**WORK TO BE COMPLETED**
Please copy the material below exactly, everything from its start down to the line containing "cell-objetivo: Explorar várias", including that line.

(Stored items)
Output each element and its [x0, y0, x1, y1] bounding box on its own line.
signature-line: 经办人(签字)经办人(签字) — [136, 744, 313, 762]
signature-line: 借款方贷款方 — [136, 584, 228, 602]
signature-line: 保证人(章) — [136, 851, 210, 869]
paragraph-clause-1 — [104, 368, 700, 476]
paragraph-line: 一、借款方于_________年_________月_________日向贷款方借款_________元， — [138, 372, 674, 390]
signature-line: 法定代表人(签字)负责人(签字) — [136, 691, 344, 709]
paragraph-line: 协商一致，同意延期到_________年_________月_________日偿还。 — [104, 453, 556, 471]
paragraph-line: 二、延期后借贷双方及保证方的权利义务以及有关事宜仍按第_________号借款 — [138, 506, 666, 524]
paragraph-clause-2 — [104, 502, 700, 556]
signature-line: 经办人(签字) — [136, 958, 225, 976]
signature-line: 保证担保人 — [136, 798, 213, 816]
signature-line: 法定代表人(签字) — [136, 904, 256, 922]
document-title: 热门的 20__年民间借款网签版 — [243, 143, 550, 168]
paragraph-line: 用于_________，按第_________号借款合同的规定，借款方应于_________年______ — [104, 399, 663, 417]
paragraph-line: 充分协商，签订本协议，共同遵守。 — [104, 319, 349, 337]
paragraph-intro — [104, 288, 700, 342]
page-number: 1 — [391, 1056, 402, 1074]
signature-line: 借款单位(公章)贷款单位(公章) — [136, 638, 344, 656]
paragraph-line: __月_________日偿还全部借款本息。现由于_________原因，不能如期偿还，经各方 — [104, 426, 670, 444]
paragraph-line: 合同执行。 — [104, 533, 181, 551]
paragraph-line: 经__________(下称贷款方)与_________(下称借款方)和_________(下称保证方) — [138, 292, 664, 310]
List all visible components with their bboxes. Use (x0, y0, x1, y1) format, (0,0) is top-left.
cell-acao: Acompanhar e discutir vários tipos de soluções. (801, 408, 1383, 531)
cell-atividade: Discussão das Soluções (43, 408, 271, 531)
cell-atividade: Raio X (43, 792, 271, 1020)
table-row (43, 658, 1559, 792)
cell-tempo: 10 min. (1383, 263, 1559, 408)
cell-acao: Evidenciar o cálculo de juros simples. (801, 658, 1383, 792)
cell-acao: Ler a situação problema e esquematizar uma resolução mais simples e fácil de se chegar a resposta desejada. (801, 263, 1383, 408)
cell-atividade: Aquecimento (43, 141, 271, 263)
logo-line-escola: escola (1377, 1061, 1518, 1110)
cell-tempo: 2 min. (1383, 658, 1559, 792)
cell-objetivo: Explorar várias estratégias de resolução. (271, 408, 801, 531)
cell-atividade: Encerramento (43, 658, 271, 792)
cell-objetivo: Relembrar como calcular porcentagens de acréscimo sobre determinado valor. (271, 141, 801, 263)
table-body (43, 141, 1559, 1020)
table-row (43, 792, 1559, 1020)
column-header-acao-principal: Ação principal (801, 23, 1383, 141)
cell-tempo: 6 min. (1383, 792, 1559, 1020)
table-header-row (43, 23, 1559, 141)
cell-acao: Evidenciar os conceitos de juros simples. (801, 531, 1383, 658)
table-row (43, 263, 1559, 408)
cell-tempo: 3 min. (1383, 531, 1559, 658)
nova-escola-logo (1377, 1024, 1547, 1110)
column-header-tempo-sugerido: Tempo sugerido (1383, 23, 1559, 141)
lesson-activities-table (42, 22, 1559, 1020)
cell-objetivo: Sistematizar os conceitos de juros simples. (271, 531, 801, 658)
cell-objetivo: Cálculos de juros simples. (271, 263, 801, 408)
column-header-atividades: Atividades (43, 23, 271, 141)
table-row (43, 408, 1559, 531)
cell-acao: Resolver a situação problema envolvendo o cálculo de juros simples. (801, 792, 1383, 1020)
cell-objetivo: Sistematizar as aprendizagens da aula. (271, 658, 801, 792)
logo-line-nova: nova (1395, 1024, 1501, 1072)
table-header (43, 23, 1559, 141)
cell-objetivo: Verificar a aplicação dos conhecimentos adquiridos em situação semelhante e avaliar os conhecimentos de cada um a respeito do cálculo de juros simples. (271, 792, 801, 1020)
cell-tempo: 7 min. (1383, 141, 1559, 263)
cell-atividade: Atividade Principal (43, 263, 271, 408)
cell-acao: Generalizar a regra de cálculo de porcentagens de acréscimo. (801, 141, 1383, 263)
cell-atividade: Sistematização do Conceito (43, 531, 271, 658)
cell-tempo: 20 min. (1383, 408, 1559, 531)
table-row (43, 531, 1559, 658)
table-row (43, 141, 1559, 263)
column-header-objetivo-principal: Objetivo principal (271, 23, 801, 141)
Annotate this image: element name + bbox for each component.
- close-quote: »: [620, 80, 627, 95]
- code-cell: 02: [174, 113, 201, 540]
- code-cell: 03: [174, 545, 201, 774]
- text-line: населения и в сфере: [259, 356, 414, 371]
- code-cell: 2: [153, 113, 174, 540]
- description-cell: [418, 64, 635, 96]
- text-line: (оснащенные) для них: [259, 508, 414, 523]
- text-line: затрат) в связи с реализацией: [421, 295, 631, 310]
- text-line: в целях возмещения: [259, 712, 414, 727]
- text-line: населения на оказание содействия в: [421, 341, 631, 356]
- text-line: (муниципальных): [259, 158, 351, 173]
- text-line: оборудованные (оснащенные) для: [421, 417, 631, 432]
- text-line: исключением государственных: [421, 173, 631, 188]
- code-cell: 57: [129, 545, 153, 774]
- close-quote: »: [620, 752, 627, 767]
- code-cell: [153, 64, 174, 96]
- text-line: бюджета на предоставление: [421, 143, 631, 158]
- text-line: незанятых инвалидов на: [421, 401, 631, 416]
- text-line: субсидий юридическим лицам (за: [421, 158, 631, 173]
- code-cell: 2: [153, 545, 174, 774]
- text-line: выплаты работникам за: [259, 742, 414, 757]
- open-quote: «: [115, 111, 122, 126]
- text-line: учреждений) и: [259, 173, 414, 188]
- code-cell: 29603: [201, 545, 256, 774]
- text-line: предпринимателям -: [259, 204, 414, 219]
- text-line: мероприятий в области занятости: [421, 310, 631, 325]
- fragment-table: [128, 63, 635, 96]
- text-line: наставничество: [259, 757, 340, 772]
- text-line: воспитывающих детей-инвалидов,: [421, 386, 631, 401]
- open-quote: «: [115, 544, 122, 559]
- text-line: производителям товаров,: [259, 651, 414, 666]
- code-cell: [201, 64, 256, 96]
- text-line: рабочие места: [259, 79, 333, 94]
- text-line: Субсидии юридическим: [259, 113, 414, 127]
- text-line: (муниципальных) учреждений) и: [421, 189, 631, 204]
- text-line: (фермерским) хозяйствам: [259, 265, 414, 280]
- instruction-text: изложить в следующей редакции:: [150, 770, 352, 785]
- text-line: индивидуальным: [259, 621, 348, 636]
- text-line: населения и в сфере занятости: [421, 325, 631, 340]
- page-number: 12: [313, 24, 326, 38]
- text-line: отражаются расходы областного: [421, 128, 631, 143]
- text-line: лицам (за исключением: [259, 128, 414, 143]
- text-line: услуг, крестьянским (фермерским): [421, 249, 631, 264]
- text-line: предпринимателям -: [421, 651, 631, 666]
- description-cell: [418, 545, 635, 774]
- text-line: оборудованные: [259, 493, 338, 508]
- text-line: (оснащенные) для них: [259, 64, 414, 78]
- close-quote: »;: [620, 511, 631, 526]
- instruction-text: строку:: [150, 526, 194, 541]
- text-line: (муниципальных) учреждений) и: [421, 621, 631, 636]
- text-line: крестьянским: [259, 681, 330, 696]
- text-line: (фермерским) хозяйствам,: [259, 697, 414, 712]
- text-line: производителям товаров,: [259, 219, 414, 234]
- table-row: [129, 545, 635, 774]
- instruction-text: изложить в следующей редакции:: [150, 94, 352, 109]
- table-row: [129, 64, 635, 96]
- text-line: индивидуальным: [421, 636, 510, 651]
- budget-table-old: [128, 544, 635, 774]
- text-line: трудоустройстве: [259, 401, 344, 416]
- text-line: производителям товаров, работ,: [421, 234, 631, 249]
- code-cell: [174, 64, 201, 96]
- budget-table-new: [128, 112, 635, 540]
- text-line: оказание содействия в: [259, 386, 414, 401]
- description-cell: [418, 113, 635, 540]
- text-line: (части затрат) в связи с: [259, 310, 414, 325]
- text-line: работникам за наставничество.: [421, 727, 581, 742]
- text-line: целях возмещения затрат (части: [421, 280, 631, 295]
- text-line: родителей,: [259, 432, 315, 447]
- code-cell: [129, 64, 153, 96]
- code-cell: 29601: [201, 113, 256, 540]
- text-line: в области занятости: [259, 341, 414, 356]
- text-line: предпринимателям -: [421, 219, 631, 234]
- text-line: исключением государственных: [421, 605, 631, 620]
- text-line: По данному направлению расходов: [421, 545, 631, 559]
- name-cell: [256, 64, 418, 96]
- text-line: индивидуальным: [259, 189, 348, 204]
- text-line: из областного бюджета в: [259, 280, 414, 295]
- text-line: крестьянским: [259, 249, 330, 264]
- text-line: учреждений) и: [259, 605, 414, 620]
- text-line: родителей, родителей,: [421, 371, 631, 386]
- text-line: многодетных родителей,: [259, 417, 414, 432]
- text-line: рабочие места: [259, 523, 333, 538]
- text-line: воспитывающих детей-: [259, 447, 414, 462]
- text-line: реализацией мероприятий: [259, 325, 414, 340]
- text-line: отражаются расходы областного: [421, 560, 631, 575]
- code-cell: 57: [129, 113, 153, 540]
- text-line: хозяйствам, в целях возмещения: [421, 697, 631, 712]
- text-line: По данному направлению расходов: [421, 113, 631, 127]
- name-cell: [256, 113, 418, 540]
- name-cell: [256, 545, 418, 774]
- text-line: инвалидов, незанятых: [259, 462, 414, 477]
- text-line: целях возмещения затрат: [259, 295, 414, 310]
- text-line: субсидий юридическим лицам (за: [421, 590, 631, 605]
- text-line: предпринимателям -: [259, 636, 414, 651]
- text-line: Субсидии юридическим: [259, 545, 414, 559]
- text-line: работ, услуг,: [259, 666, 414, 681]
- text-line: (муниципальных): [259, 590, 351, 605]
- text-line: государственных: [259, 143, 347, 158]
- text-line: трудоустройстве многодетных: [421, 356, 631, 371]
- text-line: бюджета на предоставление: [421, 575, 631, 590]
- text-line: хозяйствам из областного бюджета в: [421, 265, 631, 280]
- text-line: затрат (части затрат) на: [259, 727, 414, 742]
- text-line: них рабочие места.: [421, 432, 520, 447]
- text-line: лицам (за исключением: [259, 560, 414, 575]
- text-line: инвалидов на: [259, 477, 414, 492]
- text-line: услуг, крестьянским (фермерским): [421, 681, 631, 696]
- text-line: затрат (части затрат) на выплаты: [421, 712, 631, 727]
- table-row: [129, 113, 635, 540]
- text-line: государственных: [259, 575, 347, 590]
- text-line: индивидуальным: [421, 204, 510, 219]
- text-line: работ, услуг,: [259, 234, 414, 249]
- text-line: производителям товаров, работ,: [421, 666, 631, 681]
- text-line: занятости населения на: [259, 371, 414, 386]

**TASK RESPONSE**
Output each element and its [x0, y0, x1, y1] bounding box on its own line.
signature-line: 经办人(签字)经办人(签字) — [136, 744, 313, 762]
signature-line: 借款方贷款方 — [136, 584, 228, 602]
signature-line: 保证人(章) — [136, 851, 210, 869]
paragraph-clause-1 — [104, 368, 700, 476]
paragraph-line: 一、借款方于_________年_________月_________日向贷款方借款_________元， — [138, 372, 674, 390]
signature-line: 法定代表人(签字)负责人(签字) — [136, 691, 344, 709]
paragraph-line: 协商一致，同意延期到_________年_________月_________日偿还。 — [104, 453, 556, 471]
paragraph-line: 二、延期后借贷双方及保证方的权利义务以及有关事宜仍按第_________号借款 — [138, 506, 666, 524]
paragraph-clause-2 — [104, 502, 700, 556]
signature-line: 经办人(签字) — [136, 958, 225, 976]
signature-line: 保证担保人 — [136, 798, 213, 816]
signature-line: 法定代表人(签字) — [136, 904, 256, 922]
document-title: 热门的 20__年民间借款网签版 — [243, 143, 550, 168]
paragraph-line: 用于_________，按第_________号借款合同的规定，借款方应于_________年______ — [104, 399, 663, 417]
paragraph-line: 充分协商，签订本协议，共同遵守。 — [104, 319, 349, 337]
paragraph-intro — [104, 288, 700, 342]
page-number: 1 — [391, 1056, 402, 1074]
signature-line: 借款单位(公章)贷款单位(公章) — [136, 638, 344, 656]
paragraph-line: __月_________日偿还全部借款本息。现由于_________原因，不能如期偿还，经各方 — [104, 426, 670, 444]
paragraph-line: 合同执行。 — [104, 533, 181, 551]
paragraph-line: 经__________(下称贷款方)与_________(下称借款方)和_________(下称保证方) — [138, 292, 664, 310]
List all visible components with their bboxes. Use (x0, y0, x1, y1) format, (0,0) is top-left.
cell-acao: Acompanhar e discutir vários tipos de soluções. (801, 408, 1383, 531)
cell-atividade: Discussão das Soluções (43, 408, 271, 531)
cell-atividade: Raio X (43, 792, 271, 1020)
table-row (43, 658, 1559, 792)
cell-tempo: 10 min. (1383, 263, 1559, 408)
cell-acao: Evidenciar o cálculo de juros simples. (801, 658, 1383, 792)
cell-acao: Ler a situação problema e esquematizar uma resolução mais simples e fácil de se chegar a resposta desejada. (801, 263, 1383, 408)
cell-atividade: Aquecimento (43, 141, 271, 263)
logo-line-escola: escola (1377, 1061, 1518, 1110)
cell-tempo: 2 min. (1383, 658, 1559, 792)
cell-objetivo: Explorar várias estratégias de resolução. (271, 408, 801, 531)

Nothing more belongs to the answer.